### Parts of the exercise:
(a) In the passage about diabetes care under Ohio Medicaid, what happened to Herrin's 2002 Honda Civic in November?
(b) Please go on with the passage about diabetes care under Ohio Medicaid, picking up right after its final sentence.

== Supplied passage ==

In the weeks that followed, she grew more frustrated trying to find diabetes supplies. “This is why I hate shitty Medicaid. The only places that accept it are a million miles from anywhere and don’t have extended hours,” Herrin messaged Heaston one Friday in late September. She fumed that the medical office with her supplies had closed at 5 p.m. and wouldn’t reopen until Monday.

Dr Mary Applegate, medical director of Ohio’s Medicaid program, acknowledged that many diabetes patients don’t receive the care and support they need to manage their disease, leading to poor outcomes and higher medical costs. To help rectify that, she noted, Ohio eased restrictions this year on diabetic testing supplies and continuous glucose monitors to improve access at pharmacies. The state also began reimbursing medical providers for diabetes education and support services.

“The pandemic made all of the disparities in healthcare much more visible, and we feel even greater urgency to get the entire state to outcomes we would be proud of,” Applegate said.

Ohio’s recent efforts came too late for Herrin. When the engine on her 2002 Honda Civic gave out in November, she didn’t have the money to fix it. So when her doctor’s office at Kettering Health, a regional health system, called Herrin to come in for overdue lab work, she said she had no way to get there, her medical records note. It had been more than a year since her last diabetes lab test. Kettering Health declined to comment on Herrin’s care.

===
== Raw data ==

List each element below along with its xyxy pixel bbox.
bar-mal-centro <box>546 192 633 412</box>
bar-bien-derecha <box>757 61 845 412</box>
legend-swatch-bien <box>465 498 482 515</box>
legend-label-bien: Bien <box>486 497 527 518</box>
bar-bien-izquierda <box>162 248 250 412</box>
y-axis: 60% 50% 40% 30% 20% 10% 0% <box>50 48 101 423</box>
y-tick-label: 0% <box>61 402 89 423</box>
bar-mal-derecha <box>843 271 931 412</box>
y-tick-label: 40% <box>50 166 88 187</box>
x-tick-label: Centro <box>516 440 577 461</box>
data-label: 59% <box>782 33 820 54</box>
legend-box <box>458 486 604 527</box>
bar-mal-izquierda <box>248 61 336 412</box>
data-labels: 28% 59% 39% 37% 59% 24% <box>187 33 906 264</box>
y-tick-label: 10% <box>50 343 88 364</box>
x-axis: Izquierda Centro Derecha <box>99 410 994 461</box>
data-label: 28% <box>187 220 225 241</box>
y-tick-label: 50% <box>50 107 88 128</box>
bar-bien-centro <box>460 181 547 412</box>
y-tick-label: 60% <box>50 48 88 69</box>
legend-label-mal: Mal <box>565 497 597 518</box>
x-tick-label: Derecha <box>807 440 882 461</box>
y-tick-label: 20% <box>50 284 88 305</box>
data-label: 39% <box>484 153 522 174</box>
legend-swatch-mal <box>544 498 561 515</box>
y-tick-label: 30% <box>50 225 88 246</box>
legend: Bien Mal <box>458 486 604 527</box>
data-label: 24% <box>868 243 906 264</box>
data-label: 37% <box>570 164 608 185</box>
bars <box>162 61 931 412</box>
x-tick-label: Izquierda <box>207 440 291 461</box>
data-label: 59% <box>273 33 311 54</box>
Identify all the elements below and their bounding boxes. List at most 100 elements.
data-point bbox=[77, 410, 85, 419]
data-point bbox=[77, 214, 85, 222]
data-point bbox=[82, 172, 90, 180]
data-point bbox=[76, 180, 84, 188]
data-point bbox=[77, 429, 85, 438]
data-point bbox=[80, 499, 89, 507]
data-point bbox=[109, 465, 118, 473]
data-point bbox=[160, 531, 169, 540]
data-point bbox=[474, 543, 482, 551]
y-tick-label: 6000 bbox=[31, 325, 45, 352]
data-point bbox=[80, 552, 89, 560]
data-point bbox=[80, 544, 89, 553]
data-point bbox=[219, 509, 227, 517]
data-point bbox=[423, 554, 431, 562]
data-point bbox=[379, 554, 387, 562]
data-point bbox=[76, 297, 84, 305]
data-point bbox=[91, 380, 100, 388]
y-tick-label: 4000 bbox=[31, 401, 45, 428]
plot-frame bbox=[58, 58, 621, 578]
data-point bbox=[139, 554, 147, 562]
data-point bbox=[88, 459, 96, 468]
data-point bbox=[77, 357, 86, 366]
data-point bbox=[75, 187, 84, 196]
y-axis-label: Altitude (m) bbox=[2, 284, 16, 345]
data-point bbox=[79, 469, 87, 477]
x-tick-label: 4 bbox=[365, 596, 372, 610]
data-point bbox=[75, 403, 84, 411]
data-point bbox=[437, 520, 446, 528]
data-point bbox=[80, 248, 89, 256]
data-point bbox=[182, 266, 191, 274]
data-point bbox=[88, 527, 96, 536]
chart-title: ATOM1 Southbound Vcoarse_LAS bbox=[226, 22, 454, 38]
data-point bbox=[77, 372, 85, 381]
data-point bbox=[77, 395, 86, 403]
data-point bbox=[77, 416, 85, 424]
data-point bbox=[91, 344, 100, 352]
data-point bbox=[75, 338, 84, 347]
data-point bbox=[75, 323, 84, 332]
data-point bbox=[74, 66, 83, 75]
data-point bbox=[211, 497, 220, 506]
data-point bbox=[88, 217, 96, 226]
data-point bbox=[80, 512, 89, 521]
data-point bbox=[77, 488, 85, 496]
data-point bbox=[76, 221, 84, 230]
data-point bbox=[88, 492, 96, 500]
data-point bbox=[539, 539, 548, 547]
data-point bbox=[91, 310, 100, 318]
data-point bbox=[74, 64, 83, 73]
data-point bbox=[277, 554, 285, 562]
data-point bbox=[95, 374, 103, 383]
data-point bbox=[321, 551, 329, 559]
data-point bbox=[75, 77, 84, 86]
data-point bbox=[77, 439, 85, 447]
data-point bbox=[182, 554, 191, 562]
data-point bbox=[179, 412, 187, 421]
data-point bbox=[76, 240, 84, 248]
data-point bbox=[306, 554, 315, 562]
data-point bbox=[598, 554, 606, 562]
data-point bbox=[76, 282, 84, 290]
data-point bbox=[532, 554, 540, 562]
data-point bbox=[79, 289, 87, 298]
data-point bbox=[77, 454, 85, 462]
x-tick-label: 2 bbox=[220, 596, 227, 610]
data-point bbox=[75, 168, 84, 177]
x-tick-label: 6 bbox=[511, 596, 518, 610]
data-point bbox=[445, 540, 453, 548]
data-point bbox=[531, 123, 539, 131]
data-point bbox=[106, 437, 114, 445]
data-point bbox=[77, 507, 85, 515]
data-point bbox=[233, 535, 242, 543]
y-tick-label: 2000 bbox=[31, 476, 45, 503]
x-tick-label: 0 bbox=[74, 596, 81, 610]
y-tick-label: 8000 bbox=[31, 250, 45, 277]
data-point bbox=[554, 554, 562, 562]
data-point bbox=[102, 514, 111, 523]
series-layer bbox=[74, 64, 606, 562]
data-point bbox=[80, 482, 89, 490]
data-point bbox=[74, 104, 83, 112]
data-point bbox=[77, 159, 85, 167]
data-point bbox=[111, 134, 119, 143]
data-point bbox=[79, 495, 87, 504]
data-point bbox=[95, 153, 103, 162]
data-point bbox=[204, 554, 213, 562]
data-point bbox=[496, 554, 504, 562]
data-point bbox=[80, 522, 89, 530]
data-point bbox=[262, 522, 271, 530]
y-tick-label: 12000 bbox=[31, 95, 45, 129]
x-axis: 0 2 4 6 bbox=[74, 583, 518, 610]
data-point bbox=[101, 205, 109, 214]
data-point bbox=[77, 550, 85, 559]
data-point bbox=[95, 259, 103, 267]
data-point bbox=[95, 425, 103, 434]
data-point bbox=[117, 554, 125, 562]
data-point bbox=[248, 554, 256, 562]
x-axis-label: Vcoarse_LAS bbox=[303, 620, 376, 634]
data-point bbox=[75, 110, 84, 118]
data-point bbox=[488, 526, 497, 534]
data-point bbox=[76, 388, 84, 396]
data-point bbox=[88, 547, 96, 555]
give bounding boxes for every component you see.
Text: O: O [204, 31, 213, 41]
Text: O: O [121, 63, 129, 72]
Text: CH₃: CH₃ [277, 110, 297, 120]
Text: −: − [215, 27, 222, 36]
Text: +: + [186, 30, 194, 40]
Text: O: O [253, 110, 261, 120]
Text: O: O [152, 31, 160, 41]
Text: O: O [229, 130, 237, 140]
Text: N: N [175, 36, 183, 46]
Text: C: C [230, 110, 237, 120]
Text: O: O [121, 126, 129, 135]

===

### Responses to the exercise:
(a) Its engine gave out, and she didn't have the money to fix it.

(b)
Ten days before Christmas, Herrin died in her bathroom. In her final moments, she clutched her phone, searching on it for symptoms of a heart attack.

Heaston and her husband were allowed into Herrin’s apartment after the coroner arrived. They found it littered with empty take-out food containers and clothes strewn on the floor. On the kitchen floor lay a bag of insulin vials and injection pens.

In the following days, some of Herrin’s online friends received Christmas presents she had mailed before she died.

One of her friends, Kim Missino, also has type 2 diabetes – “a full-time job,” as she put it. Her Medicare plan covers visits to an endocrinologist near her home in Norwich, Connecticut, and other specialists. And during the pandemic, Missino had her husband by her side, nudging her to stay on top of her illness. For Herrin, Missino said, the isolation and the financial and logistical issues proved overwhelming.

“It just got so out of control for her,” Missino said.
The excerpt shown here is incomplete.